◆ **Entries supplied**
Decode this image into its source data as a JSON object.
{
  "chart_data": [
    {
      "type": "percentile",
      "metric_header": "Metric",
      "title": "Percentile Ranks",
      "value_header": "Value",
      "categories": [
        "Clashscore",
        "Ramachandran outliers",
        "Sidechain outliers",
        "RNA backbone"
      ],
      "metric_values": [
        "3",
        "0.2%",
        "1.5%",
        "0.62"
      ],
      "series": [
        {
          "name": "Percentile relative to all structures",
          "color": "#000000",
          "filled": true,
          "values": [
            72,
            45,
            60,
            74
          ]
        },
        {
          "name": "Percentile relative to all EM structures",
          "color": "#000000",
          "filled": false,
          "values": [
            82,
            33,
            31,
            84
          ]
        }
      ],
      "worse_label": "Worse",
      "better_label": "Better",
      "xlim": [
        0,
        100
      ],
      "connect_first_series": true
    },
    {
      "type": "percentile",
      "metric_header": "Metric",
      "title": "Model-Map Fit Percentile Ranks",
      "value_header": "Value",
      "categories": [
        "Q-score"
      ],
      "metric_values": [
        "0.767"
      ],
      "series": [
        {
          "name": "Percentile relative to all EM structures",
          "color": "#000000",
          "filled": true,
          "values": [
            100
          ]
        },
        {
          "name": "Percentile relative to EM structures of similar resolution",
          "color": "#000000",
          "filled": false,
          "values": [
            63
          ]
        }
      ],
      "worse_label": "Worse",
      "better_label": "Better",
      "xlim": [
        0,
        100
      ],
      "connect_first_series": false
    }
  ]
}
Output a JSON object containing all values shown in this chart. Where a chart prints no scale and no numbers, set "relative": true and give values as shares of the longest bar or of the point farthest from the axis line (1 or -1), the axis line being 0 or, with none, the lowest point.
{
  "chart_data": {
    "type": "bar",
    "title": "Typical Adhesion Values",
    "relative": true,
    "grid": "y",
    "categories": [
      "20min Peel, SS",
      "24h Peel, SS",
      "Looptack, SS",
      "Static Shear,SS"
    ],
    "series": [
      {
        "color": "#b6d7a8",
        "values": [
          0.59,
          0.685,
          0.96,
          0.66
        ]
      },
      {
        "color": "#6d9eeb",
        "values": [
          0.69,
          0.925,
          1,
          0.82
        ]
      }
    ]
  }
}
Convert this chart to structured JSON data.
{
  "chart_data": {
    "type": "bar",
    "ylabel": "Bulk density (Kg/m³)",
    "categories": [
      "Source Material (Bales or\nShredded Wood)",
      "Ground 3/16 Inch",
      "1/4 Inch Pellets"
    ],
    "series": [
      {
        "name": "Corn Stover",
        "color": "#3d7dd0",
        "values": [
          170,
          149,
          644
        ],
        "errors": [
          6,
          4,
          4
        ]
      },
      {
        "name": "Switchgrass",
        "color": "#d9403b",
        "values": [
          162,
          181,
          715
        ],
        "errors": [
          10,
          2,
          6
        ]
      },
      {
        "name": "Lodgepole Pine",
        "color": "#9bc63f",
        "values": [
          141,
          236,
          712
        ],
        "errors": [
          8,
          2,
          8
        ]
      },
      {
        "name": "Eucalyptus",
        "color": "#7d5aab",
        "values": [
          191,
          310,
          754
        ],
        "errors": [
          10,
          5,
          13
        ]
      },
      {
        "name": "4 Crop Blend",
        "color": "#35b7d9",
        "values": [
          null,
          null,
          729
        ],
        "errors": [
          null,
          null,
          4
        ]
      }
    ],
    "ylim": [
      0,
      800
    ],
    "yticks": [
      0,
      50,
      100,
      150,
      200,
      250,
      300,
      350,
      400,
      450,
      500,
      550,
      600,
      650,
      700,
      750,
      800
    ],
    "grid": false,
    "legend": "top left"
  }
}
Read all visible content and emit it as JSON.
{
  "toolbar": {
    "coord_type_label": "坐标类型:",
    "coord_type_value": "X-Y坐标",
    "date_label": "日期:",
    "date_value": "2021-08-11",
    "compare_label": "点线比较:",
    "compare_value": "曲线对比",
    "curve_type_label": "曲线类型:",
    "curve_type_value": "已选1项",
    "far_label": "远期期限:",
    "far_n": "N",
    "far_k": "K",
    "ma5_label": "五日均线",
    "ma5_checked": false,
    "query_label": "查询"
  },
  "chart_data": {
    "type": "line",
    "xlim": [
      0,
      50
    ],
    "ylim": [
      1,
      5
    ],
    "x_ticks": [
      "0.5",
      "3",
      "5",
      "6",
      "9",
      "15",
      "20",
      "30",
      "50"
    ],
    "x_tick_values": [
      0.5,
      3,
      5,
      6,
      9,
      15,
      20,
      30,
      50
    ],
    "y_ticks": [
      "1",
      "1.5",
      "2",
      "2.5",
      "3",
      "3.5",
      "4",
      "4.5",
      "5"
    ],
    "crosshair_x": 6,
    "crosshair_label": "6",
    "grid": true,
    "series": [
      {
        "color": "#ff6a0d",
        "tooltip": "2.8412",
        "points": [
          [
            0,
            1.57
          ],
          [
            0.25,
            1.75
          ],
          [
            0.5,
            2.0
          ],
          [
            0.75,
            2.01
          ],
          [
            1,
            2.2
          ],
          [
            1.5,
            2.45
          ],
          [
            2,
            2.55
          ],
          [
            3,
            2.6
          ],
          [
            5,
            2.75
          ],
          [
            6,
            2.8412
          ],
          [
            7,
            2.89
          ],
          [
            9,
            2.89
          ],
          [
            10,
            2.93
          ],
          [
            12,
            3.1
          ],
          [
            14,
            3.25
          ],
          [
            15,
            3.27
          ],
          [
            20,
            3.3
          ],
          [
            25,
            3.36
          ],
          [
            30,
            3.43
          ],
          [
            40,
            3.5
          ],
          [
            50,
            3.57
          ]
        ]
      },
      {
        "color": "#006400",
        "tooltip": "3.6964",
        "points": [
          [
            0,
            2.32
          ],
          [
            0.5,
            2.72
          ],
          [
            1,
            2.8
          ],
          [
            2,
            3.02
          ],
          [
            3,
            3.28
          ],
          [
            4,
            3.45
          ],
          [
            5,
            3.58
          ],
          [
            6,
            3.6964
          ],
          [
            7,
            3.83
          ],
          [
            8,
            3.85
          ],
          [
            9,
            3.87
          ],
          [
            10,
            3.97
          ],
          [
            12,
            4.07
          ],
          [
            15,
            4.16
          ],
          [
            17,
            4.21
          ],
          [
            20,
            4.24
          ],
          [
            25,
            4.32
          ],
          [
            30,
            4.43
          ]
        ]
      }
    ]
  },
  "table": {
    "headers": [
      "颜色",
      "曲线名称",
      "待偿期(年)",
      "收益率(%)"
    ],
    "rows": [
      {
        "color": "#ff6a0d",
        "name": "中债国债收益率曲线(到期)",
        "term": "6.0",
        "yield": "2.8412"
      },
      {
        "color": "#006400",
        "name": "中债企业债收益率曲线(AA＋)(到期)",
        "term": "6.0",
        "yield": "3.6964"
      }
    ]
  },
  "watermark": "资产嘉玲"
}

◆ **What needs to be done**
Go through the records and print each one exactly.

◆ **Output below**
Decode this image into its source data as a JSON object.
{
  "chart_data": [
    {
      "type": "percentile",
      "metric_header": "Metric",
      "title": "Percentile Ranks",
      "value_header": "Value",
      "categories": [
        "Clashscore",
        "Ramachandran outliers",
        "Sidechain outliers",
        "RNA backbone"
      ],
      "metric_values": [
        "3",
        "0.2%",
        "1.5%",
        "0.62"
      ],
      "series": [
        {
          "name": "Percentile relative to all structures",
          "color": "#000000",
          "filled": true,
          "values": [
            72,
            45,
            60,
            74
          ]
        },
        {
          "name": "Percentile relative to all EM structures",
          "color": "#000000",
          "filled": false,
          "values": [
            82,
            33,
            31,
            84
          ]
        }
      ],
      "worse_label": "Worse",
      "better_label": "Better",
      "xlim": [
        0,
        100
      ],
      "connect_first_series": true
    },
    {
      "type": "percentile",
      "metric_header": "Metric",
      "title": "Model-Map Fit Percentile Ranks",
      "value_header": "Value",
      "categories": [
        "Q-score"
      ],
      "metric_values": [
        "0.767"
      ],
      "series": [
        {
          "name": "Percentile relative to all EM structures",
          "color": "#000000",
          "filled": true,
          "values": [
            100
          ]
        },
        {
          "name": "Percentile relative to EM structures of similar resolution",
          "color": "#000000",
          "filled": false,
          "values": [
            63
          ]
        }
      ],
      "worse_label": "Worse",
      "better_label": "Better",
      "xlim": [
        0,
        100
      ],
      "connect_first_series": false
    }
  ]
}
Output a JSON object containing all values shown in this chart. Where a chart prints no scale and no numbers, set "relative": true and give values as shares of the longest bar or of the point farthest from the axis line (1 or -1), the axis line being 0 or, with none, the lowest point.
{
  "chart_data": {
    "type": "bar",
    "title": "Typical Adhesion Values",
    "relative": true,
    "grid": "y",
    "categories": [
      "20min Peel, SS",
      "24h Peel, SS",
      "Looptack, SS",
      "Static Shear,SS"
    ],
    "series": [
      {
        "color": "#b6d7a8",
        "values": [
          0.59,
          0.685,
          0.96,
          0.66
        ]
      },
      {
        "color": "#6d9eeb",
        "values": [
          0.69,
          0.925,
          1,
          0.82
        ]
      }
    ]
  }
}
Convert this chart to structured JSON data.
{
  "chart_data": {
    "type": "bar",
    "ylabel": "Bulk density (Kg/m³)",
    "categories": [
      "Source Material (Bales or\nShredded Wood)",
      "Ground 3/16 Inch",
      "1/4 Inch Pellets"
    ],
    "series": [
      {
        "name": "Corn Stover",
        "color": "#3d7dd0",
        "values": [
          170,
          149,
          644
        ],
        "errors": [
          6,
          4,
          4
        ]
      },
      {
        "name": "Switchgrass",
        "color": "#d9403b",
        "values": [
          162,
          181,
          715
        ],
        "errors": [
          10,
          2,
          6
        ]
      },
      {
        "name": "Lodgepole Pine",
        "color": "#9bc63f",
        "values": [
          141,
          236,
          712
        ],
        "errors": [
          8,
          2,
          8
        ]
      },
      {
        "name": "Eucalyptus",
        "color": "#7d5aab",
        "values": [
          191,
          310,
          754
        ],
        "errors": [
          10,
          5,
          13
        ]
      },
      {
        "name": "4 Crop Blend",
        "color": "#35b7d9",
        "values": [
          null,
          null,
          729
        ],
        "errors": [
          null,
          null,
          4
        ]
      }
    ],
    "ylim": [
      0,
      800
    ],
    "yticks": [
      0,
      50,
      100,
      150,
      200,
      250,
      300,
      350,
      400,
      450,
      500,
      550,
      600,
      650,
      700,
      750,
      800
    ],
    "grid": false,
    "legend": "top left"
  }
}
Read all visible content and emit it as JSON.
{
  "toolbar": {
    "coord_type_label": "坐标类型:",
    "coord_type_value": "X-Y坐标",
    "date_label": "日期:",
    "date_value": "2021-08-11",
    "compare_label": "点线比较:",
    "compare_value": "曲线对比",
    "curve_type_label": "曲线类型:",
    "curve_type_value": "已选1项",
    "far_label": "远期期限:",
    "far_n": "N",
    "far_k": "K",
    "ma5_label": "五日均线",
    "ma5_checked": false,
    "query_label": "查询"
  },
  "chart_data": {
    "type": "line",
    "xlim": [
      0,
      50
    ],
    "ylim": [
      1,
      5
    ],
    "x_ticks": [
      "0.5",
      "3",
      "5",
      "6",
      "9",
      "15",
      "20",
      "30",
      "50"
    ],
    "x_tick_values": [
      0.5,
      3,
      5,
      6,
      9,
      15,
      20,
      30,
      50
    ],
    "y_ticks": [
      "1",
      "1.5",
      "2",
      "2.5",
      "3",
      "3.5",
      "4",
      "4.5",
      "5"
    ],
    "crosshair_x": 6,
    "crosshair_label": "6",
    "grid": true,
    "series": [
      {
        "color": "#ff6a0d",
        "tooltip": "2.8412",
        "points": [
          [
            0,
            1.57
          ],
          [
            0.25,
            1.75
          ],
          [
            0.5,
            2.0
          ],
          [
            0.75,
            2.01
          ],
          [
            1,
            2.2
          ],
          [
            1.5,
            2.45
          ],
          [
            2,
            2.55
          ],
          [
            3,
            2.6
          ],
          [
            5,
            2.75
          ],
          [
            6,
            2.8412
          ],
          [
            7,
            2.89
          ],
          [
            9,
            2.89
          ],
          [
            10,
            2.93
          ],
          [
            12,
            3.1
          ],
          [
            14,
            3.25
          ],
          [
            15,
            3.27
          ],
          [
            20,
            3.3
          ],
          [
            25,
            3.36
          ],
          [
            30,
            3.43
          ],
          [
            40,
            3.5
          ],
          [
            50,
            3.57
          ]
        ]
      },
      {
        "color": "#006400",
        "tooltip": "3.6964",
        "points": [
          [
            0,
            2.32
          ],
          [
            0.5,
            2.72
          ],
          [
            1,
            2.8
          ],
          [
            2,
            3.02
          ],
          [
            3,
            3.28
          ],
          [
            4,
            3.45
          ],
          [
            5,
            3.58
          ],
          [
            6,
            3.6964
          ],
          [
            7,
            3.83
          ],
          [
            8,
            3.85
          ],
          [
            9,
            3.87
          ],
          [
            10,
            3.97
          ],
          [
            12,
            4.07
          ],
          [
            15,
            4.16
          ],
          [
            17,
            4.21
          ],
          [
            20,
            4.24
          ],
          [
            25,
            4.32
          ],
          [
            30,
            4.43
          ]
        ]
      }
    ]
  },
  "table": {
    "headers": [
      "颜色",
      "曲线名称",
      "待偿期(年)",
      "收益率(%)"
    ],
    "rows": [
      {
        "color": "#ff6a0d",
        "name": "中债国债收益率曲线(到期)",
        "term": "6.0",
        "yield": "2.8412"
      },
      {
        "color": "#006400",
        "name": "中债企业债收益率曲线(AA＋)(到期)",
        "term": "6.0",
        "yield": "3.6964"
      }
    ]
  },
  "watermark": "资产嘉玲"
}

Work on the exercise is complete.